Extracted records
[start]

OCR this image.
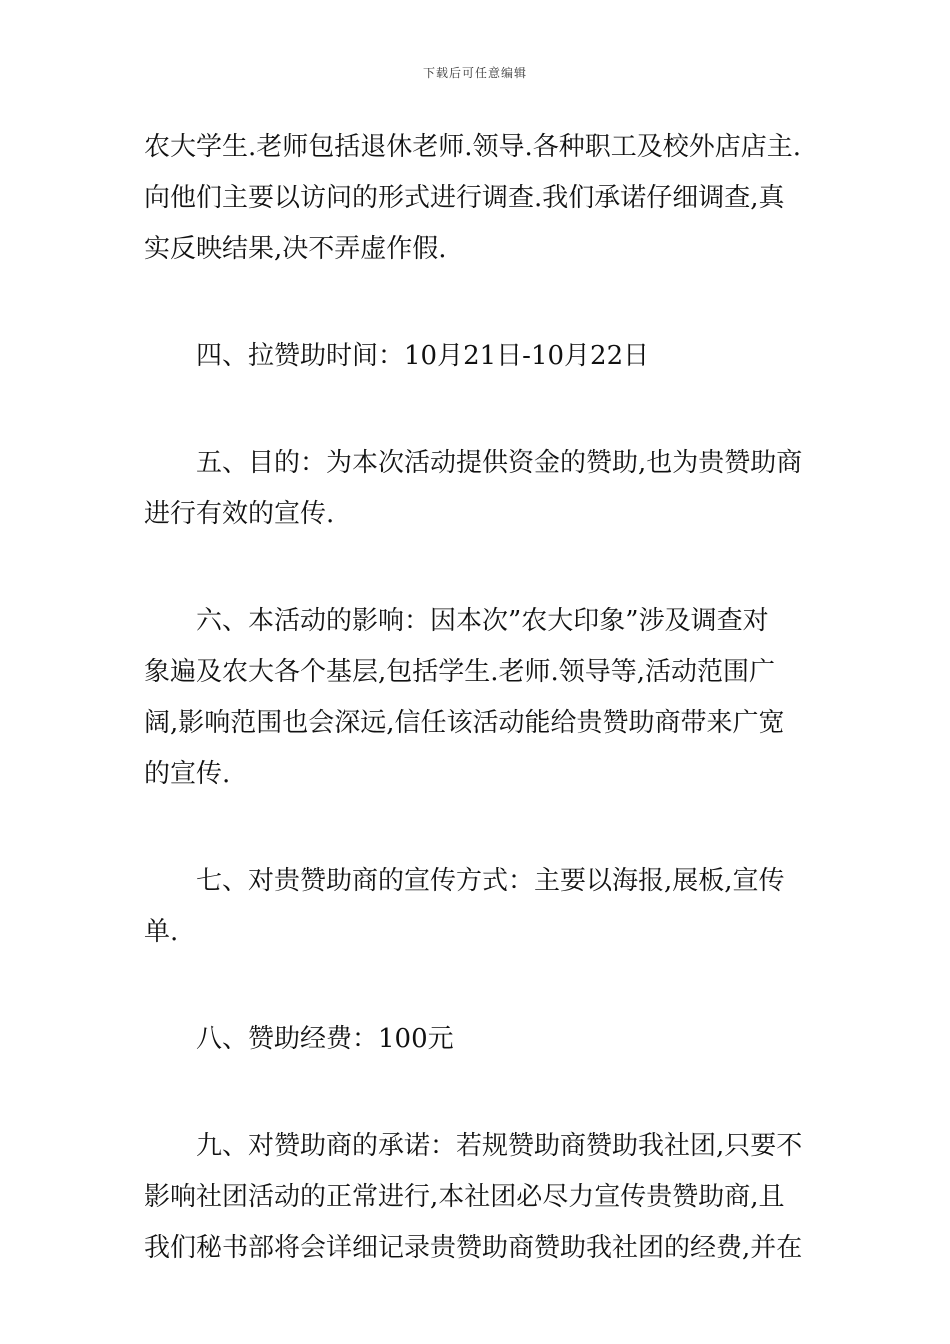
下载后可任意编辑

农大学生.老师包括退休老师.领导.各种职工及校外店店主.
向他们主要以访问的形式进行调查.我们承诺仔细调查,真
实反映结果,决不弄虚作假.

四、拉赞助时间：10月21日-10月22日

五、目的：为本次活动提供资金的赞助,也为贵赞助商
进行有效的宣传.

六、本活动的影响：因本次”农大印象”涉及调查对
象遍及农大各个基层,包括学生.老师.领导等,活动范围广
阔,影响范围也会深远,信任该活动能给贵赞助商带来广宽
的宣传.

七、对贵赞助商的宣传方式：主要以海报,展板,宣传
单.

八、赞助经费：100元

九、对赞助商的承诺：若规赞助商赞助我社团,只要不
影响社团活动的正常进行,本社团必尽力宣传贵赞助商,且
我们秘书部将会详细记录贵赞助商赞助我社团的经费,并在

[end]

# Task description
Return the listing above in full and without alteration, excluding its pictures.

# Response
OCR this image.
下载后可任意编辑

农大学生.老师包括退休老师.领导.各种职工及校外店店主.
向他们主要以访问的形式进行调查.我们承诺仔细调查,真
实反映结果,决不弄虚作假.

四、拉赞助时间：10月21日-10月22日

五、目的：为本次活动提供资金的赞助,也为贵赞助商
进行有效的宣传.

六、本活动的影响：因本次”农大印象”涉及调查对
象遍及农大各个基层,包括学生.老师.领导等,活动范围广
阔,影响范围也会深远,信任该活动能给贵赞助商带来广宽
的宣传.

七、对贵赞助商的宣传方式：主要以海报,展板,宣传
单.

八、赞助经费：100元

九、对赞助商的承诺：若规赞助商赞助我社团,只要不
影响社团活动的正常进行,本社团必尽力宣传贵赞助商,且
我们秘书部将会详细记录贵赞助商赞助我社团的经费,并在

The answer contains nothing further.